Dataset items:
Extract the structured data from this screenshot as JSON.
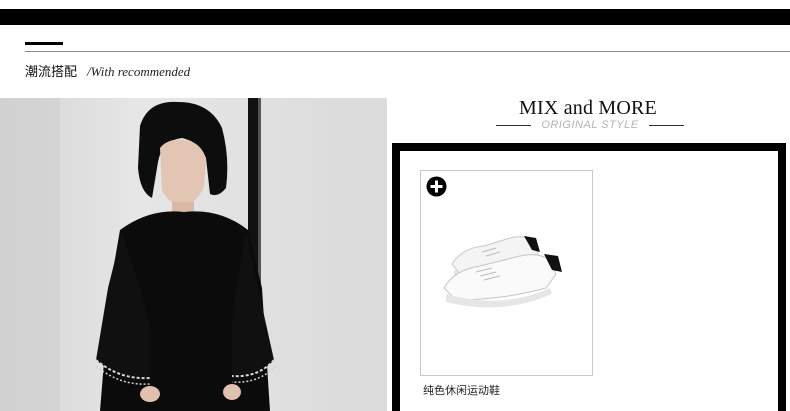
{
  "section": {
    "title_cn": "潮流搭配",
    "title_en": "/With recommended"
  },
  "mix": {
    "title": "MIX and MORE",
    "subtitle": "ORIGINAL STYLE"
  },
  "product": {
    "name": "纯色休闲运动鞋",
    "add_icon": "plus-circle-icon",
    "image": "white-sneakers-image"
  },
  "colors": {
    "frame": "#000000",
    "subtitle_gray": "#b3b3b3"
  }
}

### Set exercise
Set down the records in full and exactly. Do not carry over any image.

### Output below
Extract the structured data from this screenshot as JSON.
{
  "section": {
    "title_cn": "潮流搭配",
    "title_en": "/With recommended"
  },
  "mix": {
    "title": "MIX and MORE",
    "subtitle": "ORIGINAL STYLE"
  },
  "product": {
    "name": "纯色休闲运动鞋",
    "add_icon": "plus-circle-icon",
    "image": "white-sneakers-image"
  },
  "colors": {
    "frame": "#000000",
    "subtitle_gray": "#b3b3b3"
  }
}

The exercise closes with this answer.